WRITTEN PROBLEM
Please list every line below that contains the word "each". Case counts, so a match must have the same capitalization.

MATERIAL TO PROCESS

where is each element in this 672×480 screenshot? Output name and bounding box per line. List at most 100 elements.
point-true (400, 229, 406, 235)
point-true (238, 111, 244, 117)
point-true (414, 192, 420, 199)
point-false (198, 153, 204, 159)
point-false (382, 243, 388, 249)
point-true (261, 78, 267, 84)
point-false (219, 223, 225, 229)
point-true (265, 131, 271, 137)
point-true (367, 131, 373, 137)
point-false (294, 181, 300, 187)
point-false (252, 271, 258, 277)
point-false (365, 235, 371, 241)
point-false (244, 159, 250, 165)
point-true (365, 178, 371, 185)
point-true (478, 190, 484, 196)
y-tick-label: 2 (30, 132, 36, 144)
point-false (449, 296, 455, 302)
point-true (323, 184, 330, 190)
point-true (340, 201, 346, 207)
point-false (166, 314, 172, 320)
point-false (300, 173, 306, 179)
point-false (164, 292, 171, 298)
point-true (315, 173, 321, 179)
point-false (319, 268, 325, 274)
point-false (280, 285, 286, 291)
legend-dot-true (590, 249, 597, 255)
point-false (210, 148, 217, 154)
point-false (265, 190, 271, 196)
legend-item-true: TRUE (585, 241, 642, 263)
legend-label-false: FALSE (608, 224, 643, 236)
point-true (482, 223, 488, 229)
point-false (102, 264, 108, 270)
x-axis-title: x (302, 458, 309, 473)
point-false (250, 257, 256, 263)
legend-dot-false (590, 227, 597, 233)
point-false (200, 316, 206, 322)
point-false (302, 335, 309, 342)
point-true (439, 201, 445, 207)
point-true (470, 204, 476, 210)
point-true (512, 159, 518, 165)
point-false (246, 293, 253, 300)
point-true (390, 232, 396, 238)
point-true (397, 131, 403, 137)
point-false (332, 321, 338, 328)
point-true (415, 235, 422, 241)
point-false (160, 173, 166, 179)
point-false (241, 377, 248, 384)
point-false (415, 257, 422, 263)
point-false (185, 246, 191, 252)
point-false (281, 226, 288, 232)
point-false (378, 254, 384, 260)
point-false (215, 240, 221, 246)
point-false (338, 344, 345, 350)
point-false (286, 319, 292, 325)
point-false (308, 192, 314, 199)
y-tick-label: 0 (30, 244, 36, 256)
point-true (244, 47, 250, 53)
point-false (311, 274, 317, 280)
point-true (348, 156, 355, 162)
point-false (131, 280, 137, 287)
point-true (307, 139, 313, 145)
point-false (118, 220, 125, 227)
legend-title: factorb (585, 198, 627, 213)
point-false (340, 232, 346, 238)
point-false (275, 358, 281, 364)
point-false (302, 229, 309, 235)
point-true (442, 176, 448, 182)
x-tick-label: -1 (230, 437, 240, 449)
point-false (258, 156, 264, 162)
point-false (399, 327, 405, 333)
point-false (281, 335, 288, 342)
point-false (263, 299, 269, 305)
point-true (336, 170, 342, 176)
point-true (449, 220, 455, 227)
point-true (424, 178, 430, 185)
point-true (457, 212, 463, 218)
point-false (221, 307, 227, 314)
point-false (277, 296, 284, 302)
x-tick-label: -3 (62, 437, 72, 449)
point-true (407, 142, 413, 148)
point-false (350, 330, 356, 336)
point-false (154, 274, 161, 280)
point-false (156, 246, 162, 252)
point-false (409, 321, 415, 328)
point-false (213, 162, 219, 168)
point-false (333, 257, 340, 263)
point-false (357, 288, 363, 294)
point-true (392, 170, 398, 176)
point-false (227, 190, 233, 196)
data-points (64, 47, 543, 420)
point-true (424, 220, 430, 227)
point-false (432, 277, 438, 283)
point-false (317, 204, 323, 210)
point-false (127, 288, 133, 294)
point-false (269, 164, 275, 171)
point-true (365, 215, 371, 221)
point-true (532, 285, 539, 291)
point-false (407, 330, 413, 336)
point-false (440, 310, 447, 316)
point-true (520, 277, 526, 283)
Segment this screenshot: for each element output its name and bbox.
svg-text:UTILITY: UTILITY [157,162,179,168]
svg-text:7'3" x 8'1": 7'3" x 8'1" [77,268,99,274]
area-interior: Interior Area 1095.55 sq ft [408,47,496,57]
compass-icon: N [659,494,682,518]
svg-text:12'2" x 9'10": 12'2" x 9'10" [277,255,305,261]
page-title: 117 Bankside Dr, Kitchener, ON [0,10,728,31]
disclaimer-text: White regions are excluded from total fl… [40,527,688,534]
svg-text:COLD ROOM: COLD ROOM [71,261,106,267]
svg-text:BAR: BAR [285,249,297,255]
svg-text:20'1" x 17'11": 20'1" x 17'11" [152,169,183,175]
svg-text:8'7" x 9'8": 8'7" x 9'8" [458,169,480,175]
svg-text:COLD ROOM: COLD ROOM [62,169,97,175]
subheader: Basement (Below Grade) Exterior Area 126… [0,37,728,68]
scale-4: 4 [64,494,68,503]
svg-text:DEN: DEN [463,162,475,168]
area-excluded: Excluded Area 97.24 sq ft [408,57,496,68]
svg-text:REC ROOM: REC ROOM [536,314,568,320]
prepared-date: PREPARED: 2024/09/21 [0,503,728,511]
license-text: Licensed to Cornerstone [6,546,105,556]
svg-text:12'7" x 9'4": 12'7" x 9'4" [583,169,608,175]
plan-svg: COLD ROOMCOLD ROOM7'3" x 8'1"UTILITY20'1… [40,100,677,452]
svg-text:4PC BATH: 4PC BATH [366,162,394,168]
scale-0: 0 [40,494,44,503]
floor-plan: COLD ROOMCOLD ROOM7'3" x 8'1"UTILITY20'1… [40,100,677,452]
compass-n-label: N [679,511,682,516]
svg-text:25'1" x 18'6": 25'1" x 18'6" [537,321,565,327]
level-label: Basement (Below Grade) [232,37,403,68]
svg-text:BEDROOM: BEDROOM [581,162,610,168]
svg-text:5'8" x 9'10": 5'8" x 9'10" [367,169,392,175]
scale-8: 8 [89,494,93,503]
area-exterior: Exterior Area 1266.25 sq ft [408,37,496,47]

FINAL RESULT
where is each element in this 672×480 screenshot? Output name and bounding box per line. List at most 100 elements.
Segment this screenshot: for each element output its name and bbox.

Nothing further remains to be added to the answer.